#### Collection entries:
■ ■ ■

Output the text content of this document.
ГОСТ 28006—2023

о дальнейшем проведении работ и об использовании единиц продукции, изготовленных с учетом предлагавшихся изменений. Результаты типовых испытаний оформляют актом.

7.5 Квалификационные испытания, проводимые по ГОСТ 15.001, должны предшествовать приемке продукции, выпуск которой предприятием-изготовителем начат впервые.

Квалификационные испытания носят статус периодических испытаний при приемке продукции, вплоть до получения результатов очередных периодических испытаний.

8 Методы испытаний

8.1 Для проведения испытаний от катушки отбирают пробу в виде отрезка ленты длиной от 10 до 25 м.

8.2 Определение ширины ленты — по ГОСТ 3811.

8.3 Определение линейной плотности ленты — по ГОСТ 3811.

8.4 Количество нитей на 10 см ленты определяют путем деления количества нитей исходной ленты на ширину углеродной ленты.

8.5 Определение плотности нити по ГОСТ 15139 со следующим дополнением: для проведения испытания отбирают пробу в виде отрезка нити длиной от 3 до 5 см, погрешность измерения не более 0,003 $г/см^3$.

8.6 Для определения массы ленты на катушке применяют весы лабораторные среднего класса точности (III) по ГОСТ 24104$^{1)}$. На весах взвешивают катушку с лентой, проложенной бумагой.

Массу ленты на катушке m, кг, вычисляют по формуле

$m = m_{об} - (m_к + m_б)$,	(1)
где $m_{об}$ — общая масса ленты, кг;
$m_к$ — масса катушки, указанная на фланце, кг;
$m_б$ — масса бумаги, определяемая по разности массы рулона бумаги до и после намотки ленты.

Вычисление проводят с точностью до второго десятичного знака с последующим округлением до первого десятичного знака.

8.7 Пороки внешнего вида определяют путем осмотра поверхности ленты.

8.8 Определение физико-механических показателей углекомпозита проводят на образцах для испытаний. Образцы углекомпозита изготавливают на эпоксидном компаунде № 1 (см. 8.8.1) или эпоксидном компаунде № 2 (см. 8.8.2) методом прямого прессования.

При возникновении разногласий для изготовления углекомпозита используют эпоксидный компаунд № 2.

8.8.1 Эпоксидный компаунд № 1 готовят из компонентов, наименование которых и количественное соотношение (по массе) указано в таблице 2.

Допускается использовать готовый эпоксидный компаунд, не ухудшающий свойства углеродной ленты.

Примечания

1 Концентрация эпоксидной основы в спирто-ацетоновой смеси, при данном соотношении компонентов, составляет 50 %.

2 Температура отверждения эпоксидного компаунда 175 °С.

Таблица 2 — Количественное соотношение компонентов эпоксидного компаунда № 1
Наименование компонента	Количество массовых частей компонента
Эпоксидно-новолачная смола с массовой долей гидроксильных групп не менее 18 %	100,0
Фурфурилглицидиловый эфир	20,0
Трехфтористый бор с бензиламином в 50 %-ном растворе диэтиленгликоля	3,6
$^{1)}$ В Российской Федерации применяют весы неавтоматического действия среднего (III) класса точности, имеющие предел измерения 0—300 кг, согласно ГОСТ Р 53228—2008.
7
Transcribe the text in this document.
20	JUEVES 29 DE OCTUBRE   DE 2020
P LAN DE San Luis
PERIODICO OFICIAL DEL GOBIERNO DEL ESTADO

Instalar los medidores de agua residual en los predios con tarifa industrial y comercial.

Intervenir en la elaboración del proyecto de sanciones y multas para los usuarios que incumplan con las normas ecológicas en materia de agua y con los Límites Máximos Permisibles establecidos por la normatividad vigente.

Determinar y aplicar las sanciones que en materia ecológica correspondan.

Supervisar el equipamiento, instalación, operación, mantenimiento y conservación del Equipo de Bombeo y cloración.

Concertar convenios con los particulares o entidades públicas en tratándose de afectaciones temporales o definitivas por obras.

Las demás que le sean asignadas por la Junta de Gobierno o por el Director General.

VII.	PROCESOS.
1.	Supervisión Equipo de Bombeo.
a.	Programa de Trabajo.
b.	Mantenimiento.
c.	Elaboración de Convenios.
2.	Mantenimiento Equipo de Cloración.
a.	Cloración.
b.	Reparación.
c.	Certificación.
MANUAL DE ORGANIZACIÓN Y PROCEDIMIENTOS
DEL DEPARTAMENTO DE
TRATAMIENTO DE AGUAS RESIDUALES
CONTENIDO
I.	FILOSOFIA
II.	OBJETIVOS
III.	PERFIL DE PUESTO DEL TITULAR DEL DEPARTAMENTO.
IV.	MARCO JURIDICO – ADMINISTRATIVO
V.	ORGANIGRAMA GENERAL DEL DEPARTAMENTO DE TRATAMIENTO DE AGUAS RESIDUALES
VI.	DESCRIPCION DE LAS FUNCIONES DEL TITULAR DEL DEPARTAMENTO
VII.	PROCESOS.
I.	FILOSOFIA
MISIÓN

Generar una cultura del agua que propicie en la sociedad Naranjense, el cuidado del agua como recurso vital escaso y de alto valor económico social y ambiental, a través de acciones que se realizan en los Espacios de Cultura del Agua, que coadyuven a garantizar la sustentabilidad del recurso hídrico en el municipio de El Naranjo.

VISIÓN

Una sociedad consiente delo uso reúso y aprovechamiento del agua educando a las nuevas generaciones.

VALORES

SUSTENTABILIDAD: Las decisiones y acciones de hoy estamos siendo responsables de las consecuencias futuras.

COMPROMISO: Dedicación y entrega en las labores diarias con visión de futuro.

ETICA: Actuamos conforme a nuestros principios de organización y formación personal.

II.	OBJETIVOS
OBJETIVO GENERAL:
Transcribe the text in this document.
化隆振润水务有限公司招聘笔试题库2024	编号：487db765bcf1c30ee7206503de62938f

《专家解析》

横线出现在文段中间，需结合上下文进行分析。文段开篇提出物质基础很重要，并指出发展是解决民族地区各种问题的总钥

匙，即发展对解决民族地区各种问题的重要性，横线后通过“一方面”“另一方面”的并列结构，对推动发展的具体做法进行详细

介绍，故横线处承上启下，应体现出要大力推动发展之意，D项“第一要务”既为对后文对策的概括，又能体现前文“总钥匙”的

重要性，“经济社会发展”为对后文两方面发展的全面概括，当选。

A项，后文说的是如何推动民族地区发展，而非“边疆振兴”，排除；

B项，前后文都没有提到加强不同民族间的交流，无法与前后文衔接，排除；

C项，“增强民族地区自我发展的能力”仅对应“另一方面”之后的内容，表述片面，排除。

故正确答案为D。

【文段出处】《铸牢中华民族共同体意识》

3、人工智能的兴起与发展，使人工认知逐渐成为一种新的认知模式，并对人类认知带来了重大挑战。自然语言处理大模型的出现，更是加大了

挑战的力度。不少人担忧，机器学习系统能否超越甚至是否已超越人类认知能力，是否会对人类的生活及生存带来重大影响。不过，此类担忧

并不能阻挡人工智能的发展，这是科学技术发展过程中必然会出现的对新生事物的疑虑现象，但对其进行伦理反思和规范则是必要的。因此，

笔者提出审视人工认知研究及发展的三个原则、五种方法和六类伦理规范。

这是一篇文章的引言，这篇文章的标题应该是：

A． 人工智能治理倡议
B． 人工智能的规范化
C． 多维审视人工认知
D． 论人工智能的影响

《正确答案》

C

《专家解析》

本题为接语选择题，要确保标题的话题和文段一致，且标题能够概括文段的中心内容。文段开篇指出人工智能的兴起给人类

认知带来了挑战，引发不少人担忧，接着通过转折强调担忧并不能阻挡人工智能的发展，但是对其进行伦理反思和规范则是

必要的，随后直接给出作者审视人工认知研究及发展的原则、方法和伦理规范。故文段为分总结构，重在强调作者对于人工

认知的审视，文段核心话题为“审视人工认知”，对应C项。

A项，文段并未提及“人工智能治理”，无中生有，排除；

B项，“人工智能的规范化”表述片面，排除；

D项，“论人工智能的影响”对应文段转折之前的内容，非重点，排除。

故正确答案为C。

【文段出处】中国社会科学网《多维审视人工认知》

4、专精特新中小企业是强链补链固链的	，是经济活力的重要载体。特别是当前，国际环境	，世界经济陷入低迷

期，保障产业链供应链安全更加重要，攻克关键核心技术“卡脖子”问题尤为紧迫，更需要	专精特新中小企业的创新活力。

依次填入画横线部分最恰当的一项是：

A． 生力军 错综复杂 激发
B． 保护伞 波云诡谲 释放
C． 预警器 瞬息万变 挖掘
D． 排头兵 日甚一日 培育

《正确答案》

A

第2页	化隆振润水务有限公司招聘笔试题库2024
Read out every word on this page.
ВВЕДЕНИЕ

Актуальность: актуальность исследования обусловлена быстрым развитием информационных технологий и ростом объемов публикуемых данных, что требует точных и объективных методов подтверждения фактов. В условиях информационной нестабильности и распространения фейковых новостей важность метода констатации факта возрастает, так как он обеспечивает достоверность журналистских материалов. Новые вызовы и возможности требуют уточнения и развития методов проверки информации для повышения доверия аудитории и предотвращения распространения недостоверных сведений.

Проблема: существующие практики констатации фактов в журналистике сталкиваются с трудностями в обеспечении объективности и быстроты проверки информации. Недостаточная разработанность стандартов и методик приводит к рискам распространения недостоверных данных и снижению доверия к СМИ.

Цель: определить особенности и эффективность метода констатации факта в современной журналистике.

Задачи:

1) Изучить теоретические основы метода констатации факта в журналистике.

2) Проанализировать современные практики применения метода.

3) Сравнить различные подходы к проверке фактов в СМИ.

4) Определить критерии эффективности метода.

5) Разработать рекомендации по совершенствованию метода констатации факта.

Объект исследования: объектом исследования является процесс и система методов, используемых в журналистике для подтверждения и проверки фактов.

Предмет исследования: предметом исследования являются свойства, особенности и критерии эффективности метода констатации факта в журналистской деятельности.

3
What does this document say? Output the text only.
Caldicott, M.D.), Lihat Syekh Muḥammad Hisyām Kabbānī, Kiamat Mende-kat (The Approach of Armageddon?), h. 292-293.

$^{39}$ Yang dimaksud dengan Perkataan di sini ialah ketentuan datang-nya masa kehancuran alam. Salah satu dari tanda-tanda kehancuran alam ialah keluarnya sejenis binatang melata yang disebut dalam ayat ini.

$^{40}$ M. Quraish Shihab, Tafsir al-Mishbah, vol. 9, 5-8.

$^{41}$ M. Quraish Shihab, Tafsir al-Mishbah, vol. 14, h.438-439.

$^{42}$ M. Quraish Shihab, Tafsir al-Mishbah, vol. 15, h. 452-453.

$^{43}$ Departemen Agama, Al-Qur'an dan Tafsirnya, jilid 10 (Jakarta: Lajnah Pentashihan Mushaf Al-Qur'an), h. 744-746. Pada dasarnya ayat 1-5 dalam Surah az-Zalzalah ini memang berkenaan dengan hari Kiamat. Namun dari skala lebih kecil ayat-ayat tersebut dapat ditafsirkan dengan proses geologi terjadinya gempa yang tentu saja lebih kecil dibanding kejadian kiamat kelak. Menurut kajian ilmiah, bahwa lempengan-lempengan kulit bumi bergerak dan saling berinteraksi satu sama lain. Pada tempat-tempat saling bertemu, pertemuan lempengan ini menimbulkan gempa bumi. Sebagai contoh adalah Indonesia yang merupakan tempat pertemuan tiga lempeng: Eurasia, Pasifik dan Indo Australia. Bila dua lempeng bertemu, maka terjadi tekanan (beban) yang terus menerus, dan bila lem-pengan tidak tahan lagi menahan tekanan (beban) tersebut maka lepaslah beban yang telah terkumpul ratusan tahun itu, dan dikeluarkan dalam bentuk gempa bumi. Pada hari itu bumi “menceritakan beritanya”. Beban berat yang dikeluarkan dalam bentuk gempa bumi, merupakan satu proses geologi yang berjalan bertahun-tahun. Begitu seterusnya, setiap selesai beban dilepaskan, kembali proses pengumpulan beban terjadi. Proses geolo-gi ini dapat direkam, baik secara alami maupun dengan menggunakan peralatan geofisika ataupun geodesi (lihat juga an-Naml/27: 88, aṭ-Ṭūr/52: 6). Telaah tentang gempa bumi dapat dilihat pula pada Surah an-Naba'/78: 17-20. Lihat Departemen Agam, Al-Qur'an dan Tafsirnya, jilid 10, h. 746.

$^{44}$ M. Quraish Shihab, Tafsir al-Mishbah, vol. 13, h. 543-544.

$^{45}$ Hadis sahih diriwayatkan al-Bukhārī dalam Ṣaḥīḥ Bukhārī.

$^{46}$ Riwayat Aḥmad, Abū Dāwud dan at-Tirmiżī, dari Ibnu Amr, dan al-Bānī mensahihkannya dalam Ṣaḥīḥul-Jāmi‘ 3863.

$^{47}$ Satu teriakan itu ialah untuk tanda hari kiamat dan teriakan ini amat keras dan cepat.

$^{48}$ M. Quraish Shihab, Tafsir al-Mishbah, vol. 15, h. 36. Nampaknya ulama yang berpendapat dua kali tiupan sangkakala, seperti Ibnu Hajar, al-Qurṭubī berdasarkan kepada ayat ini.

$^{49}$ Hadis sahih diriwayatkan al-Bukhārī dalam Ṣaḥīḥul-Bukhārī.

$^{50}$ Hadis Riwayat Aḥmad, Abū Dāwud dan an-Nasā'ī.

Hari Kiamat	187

■ ■ ■

#### REQUIRED TASK:
Copy all lines in the listing above where the string "исследования" appears.

#### RESPONSE FOR THIS EXERCISE:
Актуальность: актуальность исследования обусловлена быстрым развитием информационных технологий и ростом объемов публикуемых данных, что требует точных и объективных методов подтверждения фактов. В условиях информационной нестабильности и распространения фейковых новостей важность метода констатации факта возрастает, так как он обеспечивает достоверность журналистских материалов. Новые вызовы и возможности требуют уточнения и развития методов проверки информации для повышения доверия аудитории и предотвращения распространения недостоверных сведений.
Объект исследования: объектом исследования является процесс и система методов, используемых в журналистике для подтверждения и проверки фактов.
Предмет исследования: предметом исследования являются свойства, особенности и критерии эффективности метода констатации факта в журналистской деятельности.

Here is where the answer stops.